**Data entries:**

○ ○ ○ ○ ○ ○ ○

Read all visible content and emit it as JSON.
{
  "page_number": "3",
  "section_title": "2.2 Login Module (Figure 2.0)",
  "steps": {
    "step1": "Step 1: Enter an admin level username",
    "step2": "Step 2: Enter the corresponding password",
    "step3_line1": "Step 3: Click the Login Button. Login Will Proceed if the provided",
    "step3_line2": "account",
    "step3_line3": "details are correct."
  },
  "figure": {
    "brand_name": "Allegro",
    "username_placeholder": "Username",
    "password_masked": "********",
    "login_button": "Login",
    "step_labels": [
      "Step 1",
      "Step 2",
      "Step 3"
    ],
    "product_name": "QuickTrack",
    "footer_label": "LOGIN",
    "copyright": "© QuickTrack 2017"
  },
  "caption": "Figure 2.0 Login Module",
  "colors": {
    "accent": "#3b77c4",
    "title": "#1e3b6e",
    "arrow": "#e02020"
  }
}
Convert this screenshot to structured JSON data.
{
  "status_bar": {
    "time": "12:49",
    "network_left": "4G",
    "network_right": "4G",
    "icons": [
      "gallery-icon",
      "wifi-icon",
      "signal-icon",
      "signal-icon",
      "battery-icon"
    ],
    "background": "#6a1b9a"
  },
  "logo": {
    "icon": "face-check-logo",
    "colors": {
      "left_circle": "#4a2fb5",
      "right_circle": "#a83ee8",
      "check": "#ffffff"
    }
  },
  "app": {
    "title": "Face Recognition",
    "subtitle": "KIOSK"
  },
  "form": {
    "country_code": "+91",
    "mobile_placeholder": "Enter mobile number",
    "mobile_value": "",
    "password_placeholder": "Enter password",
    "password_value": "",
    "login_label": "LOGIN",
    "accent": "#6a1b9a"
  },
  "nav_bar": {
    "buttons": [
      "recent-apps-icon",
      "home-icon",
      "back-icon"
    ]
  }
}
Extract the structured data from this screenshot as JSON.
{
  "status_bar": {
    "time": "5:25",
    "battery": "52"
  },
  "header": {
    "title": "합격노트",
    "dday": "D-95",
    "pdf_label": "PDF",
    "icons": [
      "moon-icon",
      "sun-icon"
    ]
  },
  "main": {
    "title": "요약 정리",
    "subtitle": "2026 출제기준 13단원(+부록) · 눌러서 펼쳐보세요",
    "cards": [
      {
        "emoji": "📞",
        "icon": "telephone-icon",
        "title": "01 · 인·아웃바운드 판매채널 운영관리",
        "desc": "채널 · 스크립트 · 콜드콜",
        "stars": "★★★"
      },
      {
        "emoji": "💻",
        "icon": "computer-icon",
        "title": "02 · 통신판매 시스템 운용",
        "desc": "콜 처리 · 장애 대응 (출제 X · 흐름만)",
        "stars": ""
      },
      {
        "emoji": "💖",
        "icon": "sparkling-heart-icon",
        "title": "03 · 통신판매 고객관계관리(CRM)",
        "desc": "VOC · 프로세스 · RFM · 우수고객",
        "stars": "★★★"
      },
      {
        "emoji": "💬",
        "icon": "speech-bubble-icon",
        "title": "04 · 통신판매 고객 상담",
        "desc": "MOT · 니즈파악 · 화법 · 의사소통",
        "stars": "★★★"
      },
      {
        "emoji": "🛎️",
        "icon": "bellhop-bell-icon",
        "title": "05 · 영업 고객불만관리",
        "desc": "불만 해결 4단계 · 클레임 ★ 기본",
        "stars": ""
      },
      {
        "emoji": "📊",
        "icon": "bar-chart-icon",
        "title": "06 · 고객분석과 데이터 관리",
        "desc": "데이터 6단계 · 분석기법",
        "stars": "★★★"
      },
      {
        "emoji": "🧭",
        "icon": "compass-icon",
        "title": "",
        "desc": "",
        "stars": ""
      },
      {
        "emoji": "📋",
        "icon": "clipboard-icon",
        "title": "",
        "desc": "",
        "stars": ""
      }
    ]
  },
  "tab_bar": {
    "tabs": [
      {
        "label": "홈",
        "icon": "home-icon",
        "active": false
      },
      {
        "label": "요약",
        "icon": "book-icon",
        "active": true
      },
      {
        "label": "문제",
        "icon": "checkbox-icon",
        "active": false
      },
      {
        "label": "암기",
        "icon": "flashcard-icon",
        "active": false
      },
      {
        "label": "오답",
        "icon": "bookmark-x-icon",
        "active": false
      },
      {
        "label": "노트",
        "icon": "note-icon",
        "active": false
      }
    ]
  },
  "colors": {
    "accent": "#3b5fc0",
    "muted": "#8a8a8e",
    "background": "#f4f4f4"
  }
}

○ ○ ○ ○ ○ ○ ○

**Given problem:** Extract every line above exactly as it stands.

**Exercise answer:**
Read all visible content and emit it as JSON.
{
  "page_number": "3",
  "section_title": "2.2 Login Module (Figure 2.0)",
  "steps": {
    "step1": "Step 1: Enter an admin level username",
    "step2": "Step 2: Enter the corresponding password",
    "step3_line1": "Step 3: Click the Login Button. Login Will Proceed if the provided",
    "step3_line2": "account",
    "step3_line3": "details are correct."
  },
  "figure": {
    "brand_name": "Allegro",
    "username_placeholder": "Username",
    "password_masked": "********",
    "login_button": "Login",
    "step_labels": [
      "Step 1",
      "Step 2",
      "Step 3"
    ],
    "product_name": "QuickTrack",
    "footer_label": "LOGIN",
    "copyright": "© QuickTrack 2017"
  },
  "caption": "Figure 2.0 Login Module",
  "colors": {
    "accent": "#3b77c4",
    "title": "#1e3b6e",
    "arrow": "#e02020"
  }
}
Convert this screenshot to structured JSON data.
{
  "status_bar": {
    "time": "12:49",
    "network_left": "4G",
    "network_right": "4G",
    "icons": [
      "gallery-icon",
      "wifi-icon",
      "signal-icon",
      "signal-icon",
      "battery-icon"
    ],
    "background": "#6a1b9a"
  },
  "logo": {
    "icon": "face-check-logo",
    "colors": {
      "left_circle": "#4a2fb5",
      "right_circle": "#a83ee8",
      "check": "#ffffff"
    }
  },
  "app": {
    "title": "Face Recognition",
    "subtitle": "KIOSK"
  },
  "form": {
    "country_code": "+91",
    "mobile_placeholder": "Enter mobile number",
    "mobile_value": "",
    "password_placeholder": "Enter password",
    "password_value": "",
    "login_label": "LOGIN",
    "accent": "#6a1b9a"
  },
  "nav_bar": {
    "buttons": [
      "recent-apps-icon",
      "home-icon",
      "back-icon"
    ]
  }
}
Extract the structured data from this screenshot as JSON.
{
  "status_bar": {
    "time": "5:25",
    "battery": "52"
  },
  "header": {
    "title": "합격노트",
    "dday": "D-95",
    "pdf_label": "PDF",
    "icons": [
      "moon-icon",
      "sun-icon"
    ]
  },
  "main": {
    "title": "요약 정리",
    "subtitle": "2026 출제기준 13단원(+부록) · 눌러서 펼쳐보세요",
    "cards": [
      {
        "emoji": "📞",
        "icon": "telephone-icon",
        "title": "01 · 인·아웃바운드 판매채널 운영관리",
        "desc": "채널 · 스크립트 · 콜드콜",
        "stars": "★★★"
      },
      {
        "emoji": "💻",
        "icon": "computer-icon",
        "title": "02 · 통신판매 시스템 운용",
        "desc": "콜 처리 · 장애 대응 (출제 X · 흐름만)",
        "stars": ""
      },
      {
        "emoji": "💖",
        "icon": "sparkling-heart-icon",
        "title": "03 · 통신판매 고객관계관리(CRM)",
        "desc": "VOC · 프로세스 · RFM · 우수고객",
        "stars": "★★★"
      },
      {
        "emoji": "💬",
        "icon": "speech-bubble-icon",
        "title": "04 · 통신판매 고객 상담",
        "desc": "MOT · 니즈파악 · 화법 · 의사소통",
        "stars": "★★★"
      },
      {
        "emoji": "🛎️",
        "icon": "bellhop-bell-icon",
        "title": "05 · 영업 고객불만관리",
        "desc": "불만 해결 4단계 · 클레임 ★ 기본",
        "stars": ""
      },
      {
        "emoji": "📊",
        "icon": "bar-chart-icon",
        "title": "06 · 고객분석과 데이터 관리",
        "desc": "데이터 6단계 · 분석기법",
        "stars": "★★★"
      },
      {
        "emoji": "🧭",
        "icon": "compass-icon",
        "title": "",
        "desc": "",
        "stars": ""
      },
      {
        "emoji": "📋",
        "icon": "clipboard-icon",
        "title": "",
        "desc": "",
        "stars": ""
      }
    ]
  },
  "tab_bar": {
    "tabs": [
      {
        "label": "홈",
        "icon": "home-icon",
        "active": false
      },
      {
        "label": "요약",
        "icon": "book-icon",
        "active": true
      },
      {
        "label": "문제",
        "icon": "checkbox-icon",
        "active": false
      },
      {
        "label": "암기",
        "icon": "flashcard-icon",
        "active": false
      },
      {
        "label": "오답",
        "icon": "bookmark-x-icon",
        "active": false
      },
      {
        "label": "노트",
        "icon": "note-icon",
        "active": false
      }
    ]
  },
  "colors": {
    "accent": "#3b5fc0",
    "muted": "#8a8a8e",
    "background": "#f4f4f4"
  }
}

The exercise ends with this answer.